*Dataset records:*

■ ■ ■

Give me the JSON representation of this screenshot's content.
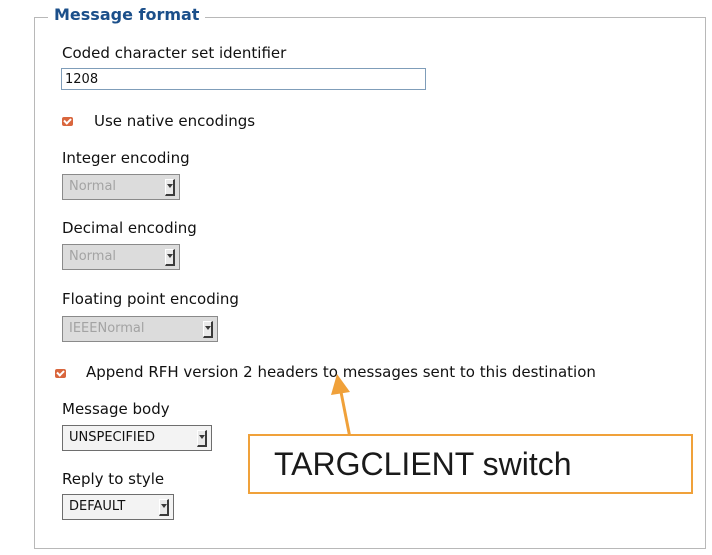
{
  "fieldset": {
    "legend": "Message format"
  },
  "ccsid": {
    "label": "Coded character set identifier",
    "value": "1208"
  },
  "native_encodings": {
    "label": "Use native encodings",
    "checked": true
  },
  "integer_encoding": {
    "label": "Integer encoding",
    "value": "Normal",
    "disabled": true
  },
  "decimal_encoding": {
    "label": "Decimal encoding",
    "value": "Normal",
    "disabled": true
  },
  "floating_point_encoding": {
    "label": "Floating point encoding",
    "value": "IEEENormal",
    "disabled": true
  },
  "append_rfh2": {
    "label": "Append RFH version 2 headers to messages sent to this destination",
    "checked": true
  },
  "message_body": {
    "label": "Message body",
    "value": "UNSPECIFIED"
  },
  "reply_to_style": {
    "label": "Reply to style",
    "value": "DEFAULT"
  },
  "callout": {
    "text": "TARGCLIENT switch"
  },
  "colors": {
    "legend": "#1b4f8a",
    "checkbox": "#d9663d",
    "callout_border": "#f0a13a"
  }
}
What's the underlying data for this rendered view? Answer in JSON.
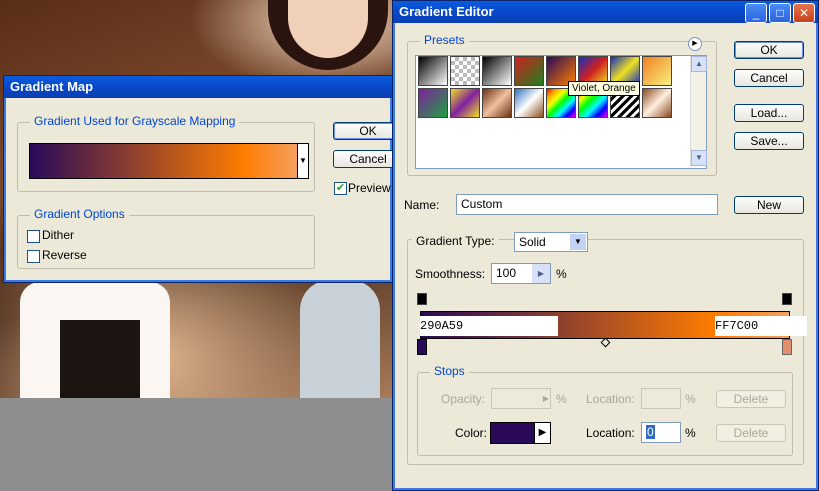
{
  "colors": {
    "xp_blue": "#0a3fb0",
    "group_label": "#0046d5",
    "gradient_start": "#290A59",
    "gradient_end": "#FF7C00"
  },
  "gradient_map": {
    "title": "Gradient Map",
    "section_mapping": "Gradient Used for Grayscale Mapping",
    "section_options": "Gradient Options",
    "ok": "OK",
    "cancel": "Cancel",
    "preview": "Preview",
    "dither": "Dither",
    "reverse": "Reverse",
    "dropdown_icon": "triangle-down-icon"
  },
  "gradient_editor": {
    "title": "Gradient Editor",
    "presets_label": "Presets",
    "tooltip": "Violet, Orange",
    "ok": "OK",
    "cancel": "Cancel",
    "load": "Load...",
    "save": "Save...",
    "name_label": "Name:",
    "name_value": "Custom",
    "new": "New",
    "gradient_type_label": "Gradient Type:",
    "gradient_type_value": "Solid",
    "smoothness_label": "Smoothness:",
    "smoothness_value": "100",
    "percent": "%",
    "left_color_code": "290A59",
    "right_color_code": "FF7C00",
    "stops_label": "Stops",
    "opacity_label": "Opacity:",
    "location_label": "Location:",
    "color_label": "Color:",
    "delete": "Delete",
    "color_location_value": "0",
    "window_buttons": {
      "minimize": "_",
      "maximize": "□",
      "close": "✕"
    }
  }
}
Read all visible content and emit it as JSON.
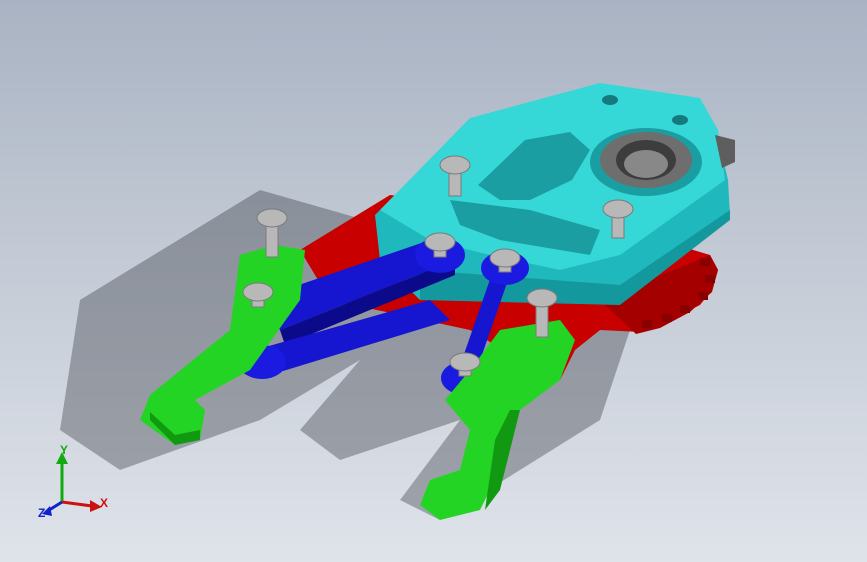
{
  "viewport": {
    "background_top": "#a9b3c3",
    "background_bottom": "#dfe3ea"
  },
  "model": {
    "parts": [
      {
        "name": "base-plate",
        "color": "#2fd0d0"
      },
      {
        "name": "drive-gear",
        "color": "#cc0000"
      },
      {
        "name": "linkage-arms",
        "color": "#1a1acc"
      },
      {
        "name": "gripper-jaws",
        "color": "#19d31a"
      },
      {
        "name": "pins",
        "color": "#b4b4b4"
      }
    ]
  },
  "triad": {
    "x_label": "X",
    "y_label": "Y",
    "z_label": "Z",
    "x_color": "#cc1111",
    "y_color": "#11aa11",
    "z_color": "#1122cc"
  }
}
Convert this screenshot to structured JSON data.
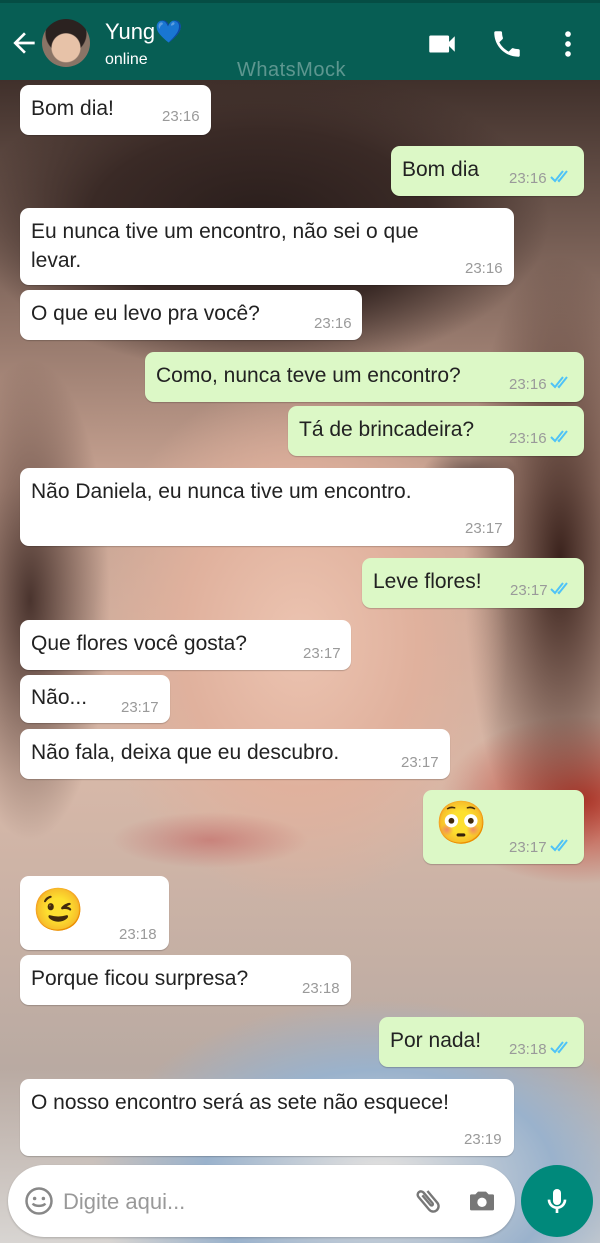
{
  "header": {
    "contact_name": "Yung💙",
    "status": "online",
    "watermark": "WhatsMock",
    "icons": [
      "back-arrow-icon",
      "video-call-icon",
      "phone-icon",
      "more-vert-icon"
    ]
  },
  "messages": [
    {
      "dir": "in",
      "text": "Bom dia!",
      "time": "23:16"
    },
    {
      "dir": "out",
      "text": "Bom dia",
      "time": "23:16",
      "read": true
    },
    {
      "dir": "in",
      "text": "Eu nunca tive um encontro, não sei o que levar.",
      "time": "23:16"
    },
    {
      "dir": "in",
      "text": "O que eu levo pra você?",
      "time": "23:16"
    },
    {
      "dir": "out",
      "text": "Como, nunca teve um encontro?",
      "time": "23:16",
      "read": true
    },
    {
      "dir": "out",
      "text": "Tá de brincadeira?",
      "time": "23:16",
      "read": true
    },
    {
      "dir": "in",
      "text": "Não Daniela, eu nunca tive um encontro.",
      "time": "23:17"
    },
    {
      "dir": "out",
      "text": "Leve flores!",
      "time": "23:17",
      "read": true
    },
    {
      "dir": "in",
      "text": "Que flores você gosta?",
      "time": "23:17"
    },
    {
      "dir": "in",
      "text": "Não...",
      "time": "23:17"
    },
    {
      "dir": "in",
      "text": "Não fala, deixa que eu descubro.",
      "time": "23:17"
    },
    {
      "dir": "out",
      "text": "😳",
      "time": "23:17",
      "read": true
    },
    {
      "dir": "in",
      "text": "😉",
      "time": "23:18"
    },
    {
      "dir": "in",
      "text": "Porque ficou surpresa?",
      "time": "23:18"
    },
    {
      "dir": "out",
      "text": "Por nada!",
      "time": "23:18",
      "read": true
    },
    {
      "dir": "in",
      "text": "O nosso encontro será as sete não esquece!",
      "time": "23:19"
    }
  ],
  "composer": {
    "placeholder": "Digite aqui...",
    "icons": [
      "emoji-icon",
      "attach-icon",
      "camera-icon",
      "mic-icon"
    ]
  },
  "colors": {
    "header": "#075e54",
    "incoming_bubble": "#ffffff",
    "outgoing_bubble": "#dcf8c6",
    "read_tick": "#4fc3f7",
    "mic_button": "#00897b"
  }
}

■ ■ ■

*What the task requires:* Whenever "screenshot" turns up in a line, pick that line out.

*Result:*
Give me the JSON representation of this screenshot's content.
Convert this screenshot to structured JSON data.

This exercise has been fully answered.